--- Begin ARTICLE ---
Run a Process Across EMR Nodes


aws emr spark python

When ingesting a large amount of data, we usually use a parallel processing engine for efficiency, like Spark for efficiency. Taking data from a database with spark is relatively straightforward, however, in our situation, it happens that our target database is behind a private network and could only be reached via a bastion box.

Bootstrap Approach

Now, one way to do it is to set up a bootstrap action when creating the EMR, to include installation of the VPN and to actually run it (either as a service or inside a terminal multiplexer like tmux). The problem with this approach is that it will always be on. So, in case we have to connect multiple databases with different bastion box, this approach will not work.

Send Process across Nodes

Another approach that we use is by creating a program run_cluster.py that will loop through all the available nodes, connect to it and send the command that we want to run. With this approach, we could send command to start the vpn across the cluster, run our ETL, and after that send command to close the vpn.

For our setup, each node has the same private key that we store on AWS SecretManager, and the same username (ubuntu). The first part of our script simply lists all the active nodes, given the cluster_id. For this, we will use boto3 package.

import boto3
def list_emr_nodes(cluster_id):
    """List the private DNS names of EMR nodes."""
    emr_client = boto3.client('emr', region_name='ap-southeast-3')
    response = emr_client.list_instances(ClusterId=cluster_id)
    instance_groups = response['Instances']
    
    private_nodes = []
    for group in instance_groups:
        if group['Status']['State'] == 'RUNNING':
            if 'PrivateDnsName' in group:
                private_nodes.append(group['PrivateDnsName'])
--- End ARTICLE ---
--- Begin DATA SEGMENT ---
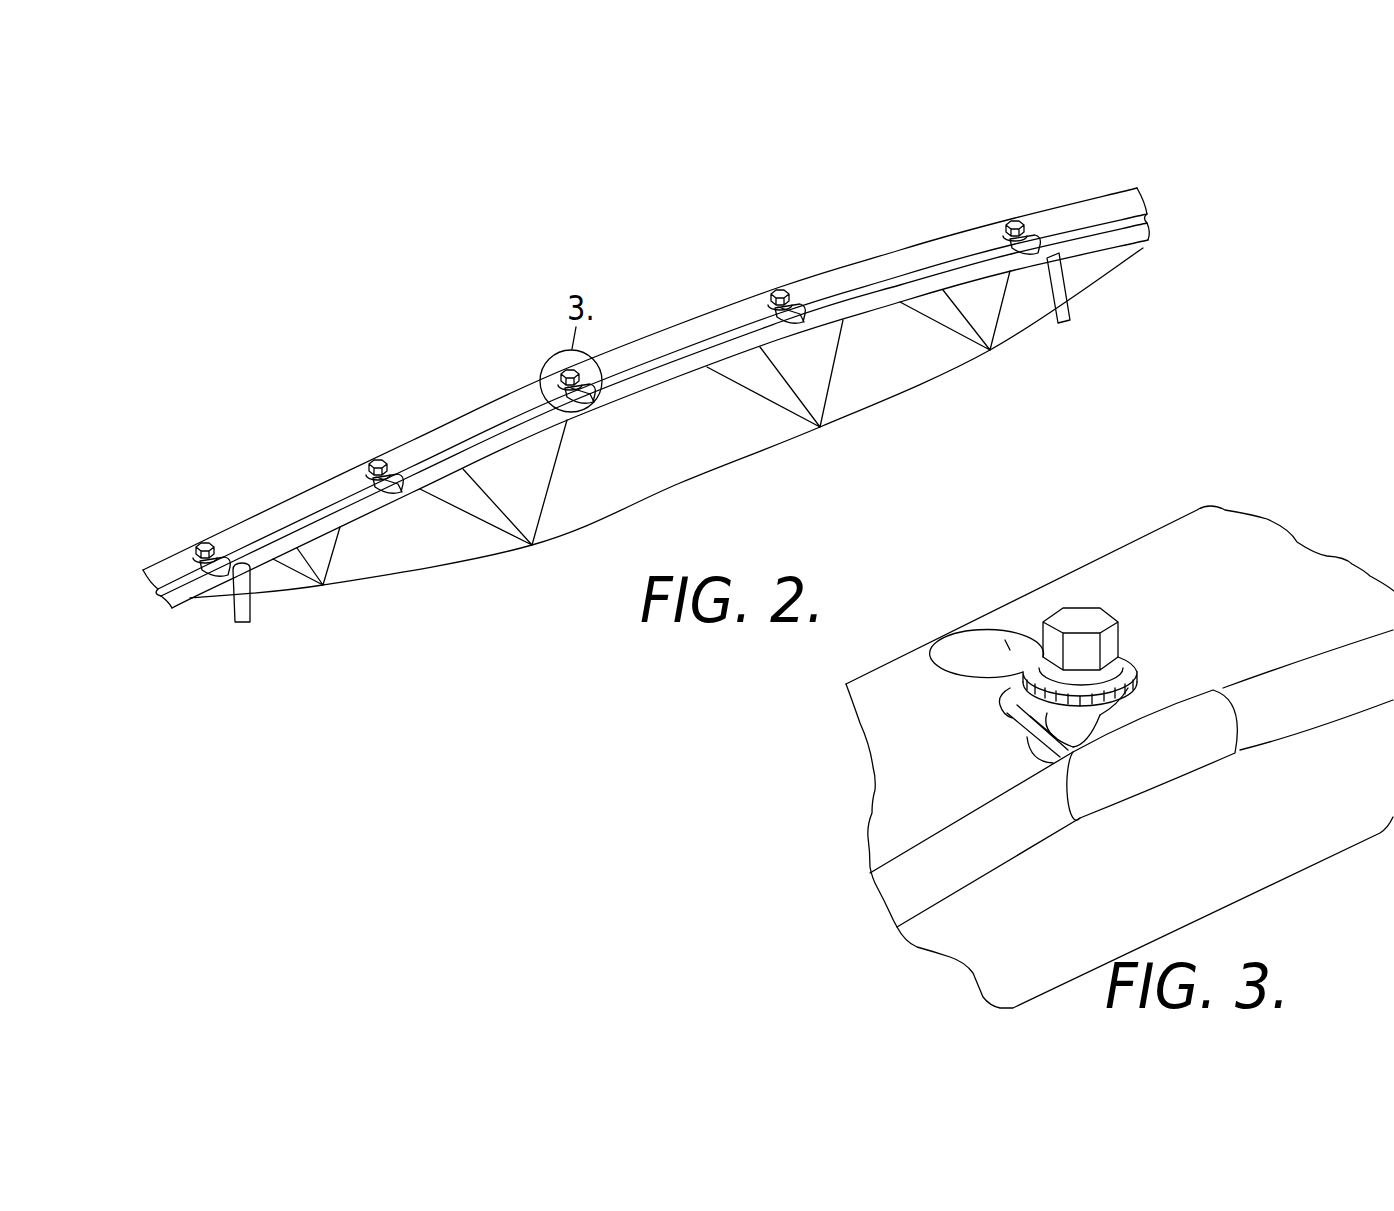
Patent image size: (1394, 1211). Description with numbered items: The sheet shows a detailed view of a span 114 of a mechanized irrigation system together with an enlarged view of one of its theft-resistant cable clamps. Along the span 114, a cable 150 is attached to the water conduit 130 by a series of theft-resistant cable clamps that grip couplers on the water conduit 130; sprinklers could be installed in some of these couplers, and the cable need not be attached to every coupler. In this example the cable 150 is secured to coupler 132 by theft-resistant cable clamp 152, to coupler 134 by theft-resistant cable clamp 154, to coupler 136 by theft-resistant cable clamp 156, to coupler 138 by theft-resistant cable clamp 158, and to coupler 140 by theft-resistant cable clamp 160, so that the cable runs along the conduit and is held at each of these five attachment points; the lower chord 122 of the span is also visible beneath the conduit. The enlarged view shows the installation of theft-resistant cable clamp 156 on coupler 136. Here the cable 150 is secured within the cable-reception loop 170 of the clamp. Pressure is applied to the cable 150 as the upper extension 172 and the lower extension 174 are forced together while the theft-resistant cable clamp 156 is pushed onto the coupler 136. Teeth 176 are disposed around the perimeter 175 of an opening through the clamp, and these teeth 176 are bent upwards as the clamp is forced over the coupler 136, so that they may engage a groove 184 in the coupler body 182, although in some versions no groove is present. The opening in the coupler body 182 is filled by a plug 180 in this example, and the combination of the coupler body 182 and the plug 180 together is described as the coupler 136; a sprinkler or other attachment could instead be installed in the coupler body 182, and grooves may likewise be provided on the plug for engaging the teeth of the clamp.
--- End DATA SEGMENT ---
WRITTEN REQUEST 1:
In the article on running a process across EMR nodes, what username does each node share?
WRITTEN REQUEST 2:
Write out the part of the article on running a process across EMR nodes that opens with the words containing "import boto3" and closes with "response = emr_client.list_instances(ClusterId=cluster_id)".

EXPECTED ANSWER 1:
ubuntu

EXPECTED ANSWER 2:
import boto3
def list_emr_nodes(cluster_id):
    """List the private DNS names of EMR nodes."""
    emr_client = boto3.client('emr', region_name='ap-southeast-3')
    response = emr_client.list_instances(ClusterId=cluster_id)